## begin Supplied data

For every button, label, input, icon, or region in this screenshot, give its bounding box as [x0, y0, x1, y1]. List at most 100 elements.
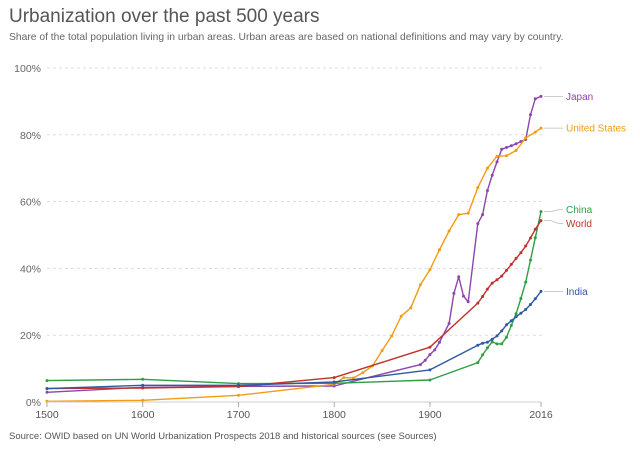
data-point-japan [433, 348, 437, 352]
data-point-united-states [447, 229, 451, 233]
data-point-united-states [524, 136, 528, 140]
series-label-china: China [566, 205, 593, 216]
data-point-india [476, 343, 480, 347]
data-point-united-states [495, 154, 499, 158]
data-point-china [45, 379, 49, 383]
data-point-united-states [428, 268, 432, 272]
y-tick-label: 100% [14, 63, 41, 75]
series-india [45, 289, 543, 391]
data-point-china [519, 297, 523, 300]
x-tick-label: 1700 [227, 409, 251, 421]
data-point-india [428, 368, 432, 372]
data-point-japan [500, 147, 504, 151]
data-point-india [481, 341, 485, 345]
series-line-china [46, 211, 542, 385]
data-point-united-states [466, 211, 470, 215]
series-line-world [46, 220, 542, 390]
data-point-china [509, 324, 513, 327]
data-point-united-states [438, 248, 441, 252]
data-point-japan [509, 144, 513, 148]
data-point-world [505, 268, 508, 272]
data-point-japan [539, 94, 543, 98]
data-point-china [481, 353, 485, 357]
data-point-japan [481, 213, 485, 217]
grid-lines [47, 67, 543, 336]
data-point-china [524, 280, 528, 284]
data-point-world [490, 281, 494, 285]
data-point-united-states [514, 149, 518, 152]
data-point-china [505, 335, 508, 339]
data-point-india [533, 297, 537, 301]
data-point-china [476, 361, 480, 365]
data-point-united-states [476, 186, 480, 190]
data-point-world [519, 251, 523, 255]
data-point-japan [428, 353, 432, 357]
data-point-china [490, 340, 494, 344]
series-label-united-states: United States [566, 124, 626, 135]
chart-subtitle: Share of the total population living in … [9, 32, 564, 43]
series-label-india: India [566, 287, 588, 298]
data-point-japan [514, 142, 518, 146]
series-world [45, 219, 543, 391]
data-point-world [141, 386, 145, 390]
data-point-japan [438, 340, 441, 344]
data-point-united-states [141, 398, 145, 402]
data-point-india [519, 311, 523, 315]
data-point-united-states [361, 371, 365, 375]
data-point-japan [490, 173, 494, 177]
data-point-japan [418, 363, 422, 367]
data-point-united-states [237, 393, 240, 397]
data-point-india [485, 340, 489, 344]
x-tick-label: 1900 [418, 409, 442, 421]
data-point-china [533, 236, 537, 240]
data-point-japan [462, 294, 465, 298]
data-point-china [514, 312, 518, 316]
data-point-china [500, 342, 504, 346]
series-line-japan [46, 95, 542, 393]
y-tick-label: 0% [26, 397, 41, 409]
data-point-india [495, 334, 499, 338]
data-point-india [500, 329, 504, 333]
data-point-united-states [399, 314, 403, 318]
label-connector-china [544, 209, 563, 213]
label-connector-world [544, 220, 563, 225]
series-united-states [45, 126, 543, 403]
data-point-united-states [539, 126, 543, 130]
data-point-india [332, 380, 336, 384]
data-point-world [514, 256, 518, 260]
data-point-japan [423, 358, 427, 362]
x-tick-label: 2016 [529, 409, 553, 421]
series-label-japan: Japan [566, 92, 593, 103]
data-point-united-states [380, 349, 384, 353]
data-point-india [539, 289, 543, 293]
data-point-japan [466, 300, 470, 304]
data-point-world [485, 287, 489, 291]
chart-title: Urbanization over the past 500 years [9, 6, 320, 27]
x-tick-label: 1600 [131, 409, 155, 421]
data-point-united-states [505, 154, 508, 158]
data-point-world [476, 301, 480, 305]
data-point-world [332, 376, 336, 380]
data-point-china [539, 210, 543, 214]
data-point-india [490, 337, 494, 341]
source-note: Source: OWID based on UN World Urbanizat… [9, 431, 437, 442]
data-point-india [141, 383, 145, 387]
data-point-india [45, 387, 49, 391]
data-point-china [495, 342, 499, 346]
data-point-world [495, 278, 499, 282]
series-lines [45, 94, 543, 403]
data-point-united-states [390, 334, 394, 338]
data-point-japan [452, 291, 456, 295]
data-point-japan [495, 160, 499, 164]
data-point-india [514, 315, 518, 319]
data-point-united-states [457, 213, 461, 217]
data-point-united-states [418, 283, 422, 287]
data-point-china [141, 377, 145, 381]
data-point-world [481, 295, 485, 298]
data-point-japan [505, 146, 508, 149]
data-point-japan [533, 97, 537, 101]
series-japan [45, 94, 543, 394]
y-tick-label: 40% [20, 263, 41, 275]
data-point-world [529, 236, 532, 240]
series-china [45, 210, 543, 386]
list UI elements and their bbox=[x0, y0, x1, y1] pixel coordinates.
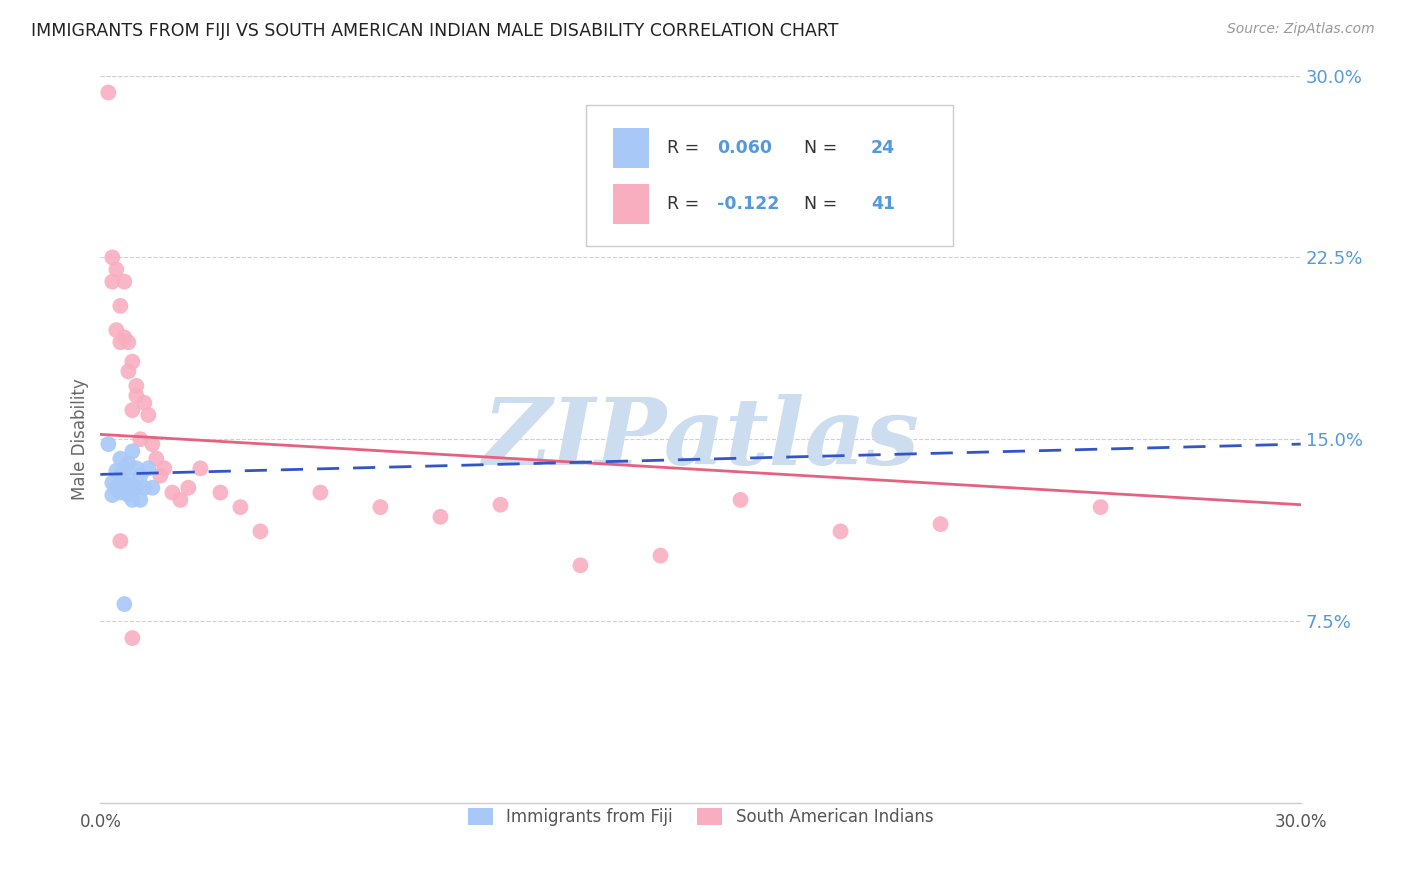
Point bbox=[121, 631, 143, 645]
Point bbox=[110, 335, 132, 350]
Point bbox=[117, 457, 139, 471]
Point bbox=[105, 323, 128, 337]
Point bbox=[110, 534, 132, 549]
Point bbox=[229, 500, 252, 515]
Point bbox=[209, 485, 232, 500]
Point bbox=[117, 335, 139, 350]
Point bbox=[105, 464, 128, 478]
Point bbox=[121, 403, 143, 417]
Legend: Immigrants from Fiji, South American Indians: Immigrants from Fiji, South American Ind… bbox=[460, 800, 942, 835]
Point bbox=[169, 492, 191, 507]
Text: R =: R = bbox=[666, 194, 704, 212]
Text: R =: R = bbox=[666, 138, 704, 156]
Point bbox=[112, 275, 135, 289]
Text: N =: N = bbox=[793, 194, 842, 212]
Point bbox=[121, 492, 143, 507]
Point bbox=[249, 524, 271, 539]
Point bbox=[489, 498, 512, 512]
Point bbox=[129, 432, 152, 446]
Point bbox=[190, 461, 212, 475]
Point bbox=[730, 492, 752, 507]
Point bbox=[97, 437, 120, 451]
Point bbox=[121, 444, 143, 458]
Point bbox=[112, 597, 135, 611]
Point bbox=[177, 481, 200, 495]
Point bbox=[110, 451, 132, 466]
Point bbox=[112, 330, 135, 344]
Point bbox=[569, 558, 592, 573]
Point bbox=[97, 86, 120, 100]
Point bbox=[110, 485, 132, 500]
Point bbox=[162, 485, 184, 500]
Point bbox=[117, 488, 139, 502]
Point bbox=[110, 468, 132, 483]
Point bbox=[121, 354, 143, 368]
Text: -0.122: -0.122 bbox=[717, 194, 780, 212]
Point bbox=[105, 481, 128, 495]
Point bbox=[145, 451, 167, 466]
Point bbox=[125, 461, 148, 475]
Text: ZIPatlas: ZIPatlas bbox=[482, 394, 920, 484]
Point bbox=[141, 481, 163, 495]
Text: IMMIGRANTS FROM FIJI VS SOUTH AMERICAN INDIAN MALE DISABILITY CORRELATION CHART: IMMIGRANTS FROM FIJI VS SOUTH AMERICAN I… bbox=[31, 22, 838, 40]
Point bbox=[129, 492, 152, 507]
Point bbox=[149, 468, 172, 483]
Point bbox=[134, 481, 156, 495]
Point bbox=[101, 488, 124, 502]
Point bbox=[370, 500, 392, 515]
Point bbox=[101, 275, 124, 289]
Point bbox=[650, 549, 672, 563]
Point bbox=[1090, 500, 1112, 515]
Point bbox=[121, 481, 143, 495]
Point bbox=[125, 388, 148, 402]
Point bbox=[929, 517, 952, 532]
Point bbox=[101, 251, 124, 265]
Text: 0.060: 0.060 bbox=[717, 138, 772, 156]
Point bbox=[117, 474, 139, 488]
Text: 41: 41 bbox=[870, 194, 896, 212]
Point bbox=[105, 262, 128, 277]
Point bbox=[138, 461, 160, 475]
Text: N =: N = bbox=[793, 138, 842, 156]
Point bbox=[101, 475, 124, 490]
Bar bbox=[613, 184, 650, 224]
Text: Source: ZipAtlas.com: Source: ZipAtlas.com bbox=[1227, 22, 1375, 37]
Y-axis label: Male Disability: Male Disability bbox=[72, 378, 89, 500]
FancyBboxPatch shape bbox=[586, 104, 952, 246]
Point bbox=[138, 408, 160, 422]
Point bbox=[125, 481, 148, 495]
Point bbox=[129, 468, 152, 483]
Point bbox=[309, 485, 332, 500]
Point bbox=[429, 509, 451, 524]
Point bbox=[110, 299, 132, 313]
Point bbox=[141, 437, 163, 451]
Point bbox=[117, 364, 139, 378]
Bar bbox=[613, 128, 650, 168]
Point bbox=[112, 475, 135, 490]
Point bbox=[125, 379, 148, 393]
Point bbox=[112, 461, 135, 475]
Point bbox=[153, 461, 176, 475]
Text: 24: 24 bbox=[870, 138, 896, 156]
Point bbox=[134, 396, 156, 410]
Point bbox=[830, 524, 852, 539]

## end Supplied data

● Work to do
Copy out the material from the line with "Point bbox=[121, 631, 143, 645]" to the line with "Point bbox=[121, 403, 143, 417]", both included, with no changes.

● Complete response
Point bbox=[121, 631, 143, 645]
Point bbox=[110, 335, 132, 350]
Point bbox=[117, 457, 139, 471]
Point bbox=[105, 323, 128, 337]
Point bbox=[110, 534, 132, 549]
Point bbox=[229, 500, 252, 515]
Point bbox=[209, 485, 232, 500]
Point bbox=[117, 335, 139, 350]
Point bbox=[105, 464, 128, 478]
Point bbox=[121, 403, 143, 417]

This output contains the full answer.